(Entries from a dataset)
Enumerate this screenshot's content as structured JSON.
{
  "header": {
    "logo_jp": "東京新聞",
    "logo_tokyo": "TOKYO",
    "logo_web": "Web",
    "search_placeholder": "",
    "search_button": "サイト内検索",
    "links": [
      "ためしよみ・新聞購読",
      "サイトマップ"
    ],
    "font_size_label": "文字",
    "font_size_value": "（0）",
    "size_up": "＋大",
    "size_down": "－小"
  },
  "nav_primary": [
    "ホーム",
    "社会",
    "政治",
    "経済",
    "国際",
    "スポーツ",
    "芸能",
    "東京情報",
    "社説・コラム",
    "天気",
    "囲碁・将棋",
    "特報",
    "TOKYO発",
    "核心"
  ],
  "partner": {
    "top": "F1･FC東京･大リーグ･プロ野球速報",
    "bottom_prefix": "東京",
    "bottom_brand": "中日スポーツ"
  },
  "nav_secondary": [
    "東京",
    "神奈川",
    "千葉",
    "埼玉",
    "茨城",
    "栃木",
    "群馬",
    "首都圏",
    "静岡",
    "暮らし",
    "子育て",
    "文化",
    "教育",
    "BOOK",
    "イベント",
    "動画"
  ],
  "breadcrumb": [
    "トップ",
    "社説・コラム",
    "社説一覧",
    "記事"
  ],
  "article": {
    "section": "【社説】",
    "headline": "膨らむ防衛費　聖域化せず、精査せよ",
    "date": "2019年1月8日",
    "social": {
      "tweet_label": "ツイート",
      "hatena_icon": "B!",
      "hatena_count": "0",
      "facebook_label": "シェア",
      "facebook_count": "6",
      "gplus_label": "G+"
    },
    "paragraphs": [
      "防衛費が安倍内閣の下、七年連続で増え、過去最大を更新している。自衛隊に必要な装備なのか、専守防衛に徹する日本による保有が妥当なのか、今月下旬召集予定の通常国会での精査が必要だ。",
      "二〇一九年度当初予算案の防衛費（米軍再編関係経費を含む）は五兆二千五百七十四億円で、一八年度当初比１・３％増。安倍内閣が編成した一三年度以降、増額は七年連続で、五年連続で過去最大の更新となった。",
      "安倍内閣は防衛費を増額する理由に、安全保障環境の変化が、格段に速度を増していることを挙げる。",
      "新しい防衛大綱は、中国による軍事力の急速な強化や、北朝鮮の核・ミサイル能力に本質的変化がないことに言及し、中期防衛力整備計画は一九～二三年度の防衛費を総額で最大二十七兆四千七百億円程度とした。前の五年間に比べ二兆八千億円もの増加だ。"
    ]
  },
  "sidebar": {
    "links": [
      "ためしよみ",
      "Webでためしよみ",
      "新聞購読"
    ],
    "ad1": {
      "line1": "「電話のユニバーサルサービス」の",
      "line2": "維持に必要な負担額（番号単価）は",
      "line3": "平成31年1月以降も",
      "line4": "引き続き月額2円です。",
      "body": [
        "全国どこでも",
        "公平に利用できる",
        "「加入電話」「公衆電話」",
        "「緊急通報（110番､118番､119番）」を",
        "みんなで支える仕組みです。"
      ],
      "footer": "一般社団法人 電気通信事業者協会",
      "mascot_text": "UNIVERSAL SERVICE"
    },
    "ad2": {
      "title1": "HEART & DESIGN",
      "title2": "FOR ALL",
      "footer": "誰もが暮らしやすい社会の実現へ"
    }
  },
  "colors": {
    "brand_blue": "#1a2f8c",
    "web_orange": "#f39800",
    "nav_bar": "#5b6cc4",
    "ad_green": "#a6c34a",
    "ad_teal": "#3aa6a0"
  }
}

◆ **Problem statement**:
All of the data needs to be printed once more, exactly.

◆ **The response**:
Enumerate this screenshot's content as structured JSON.
{
  "header": {
    "logo_jp": "東京新聞",
    "logo_tokyo": "TOKYO",
    "logo_web": "Web",
    "search_placeholder": "",
    "search_button": "サイト内検索",
    "links": [
      "ためしよみ・新聞購読",
      "サイトマップ"
    ],
    "font_size_label": "文字",
    "font_size_value": "（0）",
    "size_up": "＋大",
    "size_down": "－小"
  },
  "nav_primary": [
    "ホーム",
    "社会",
    "政治",
    "経済",
    "国際",
    "スポーツ",
    "芸能",
    "東京情報",
    "社説・コラム",
    "天気",
    "囲碁・将棋",
    "特報",
    "TOKYO発",
    "核心"
  ],
  "partner": {
    "top": "F1･FC東京･大リーグ･プロ野球速報",
    "bottom_prefix": "東京",
    "bottom_brand": "中日スポーツ"
  },
  "nav_secondary": [
    "東京",
    "神奈川",
    "千葉",
    "埼玉",
    "茨城",
    "栃木",
    "群馬",
    "首都圏",
    "静岡",
    "暮らし",
    "子育て",
    "文化",
    "教育",
    "BOOK",
    "イベント",
    "動画"
  ],
  "breadcrumb": [
    "トップ",
    "社説・コラム",
    "社説一覧",
    "記事"
  ],
  "article": {
    "section": "【社説】",
    "headline": "膨らむ防衛費　聖域化せず、精査せよ",
    "date": "2019年1月8日",
    "social": {
      "tweet_label": "ツイート",
      "hatena_icon": "B!",
      "hatena_count": "0",
      "facebook_label": "シェア",
      "facebook_count": "6",
      "gplus_label": "G+"
    },
    "paragraphs": [
      "防衛費が安倍内閣の下、七年連続で増え、過去最大を更新している。自衛隊に必要な装備なのか、専守防衛に徹する日本による保有が妥当なのか、今月下旬召集予定の通常国会での精査が必要だ。",
      "二〇一九年度当初予算案の防衛費（米軍再編関係経費を含む）は五兆二千五百七十四億円で、一八年度当初比１・３％増。安倍内閣が編成した一三年度以降、増額は七年連続で、五年連続で過去最大の更新となった。",
      "安倍内閣は防衛費を増額する理由に、安全保障環境の変化が、格段に速度を増していることを挙げる。",
      "新しい防衛大綱は、中国による軍事力の急速な強化や、北朝鮮の核・ミサイル能力に本質的変化がないことに言及し、中期防衛力整備計画は一九～二三年度の防衛費を総額で最大二十七兆四千七百億円程度とした。前の五年間に比べ二兆八千億円もの増加だ。"
    ]
  },
  "sidebar": {
    "links": [
      "ためしよみ",
      "Webでためしよみ",
      "新聞購読"
    ],
    "ad1": {
      "line1": "「電話のユニバーサルサービス」の",
      "line2": "維持に必要な負担額（番号単価）は",
      "line3": "平成31年1月以降も",
      "line4": "引き続き月額2円です。",
      "body": [
        "全国どこでも",
        "公平に利用できる",
        "「加入電話」「公衆電話」",
        "「緊急通報（110番､118番､119番）」を",
        "みんなで支える仕組みです。"
      ],
      "footer": "一般社団法人 電気通信事業者協会",
      "mascot_text": "UNIVERSAL SERVICE"
    },
    "ad2": {
      "title1": "HEART & DESIGN",
      "title2": "FOR ALL",
      "footer": "誰もが暮らしやすい社会の実現へ"
    }
  },
  "colors": {
    "brand_blue": "#1a2f8c",
    "web_orange": "#f39800",
    "nav_bar": "#5b6cc4",
    "ad_green": "#a6c34a",
    "ad_teal": "#3aa6a0"
  }
}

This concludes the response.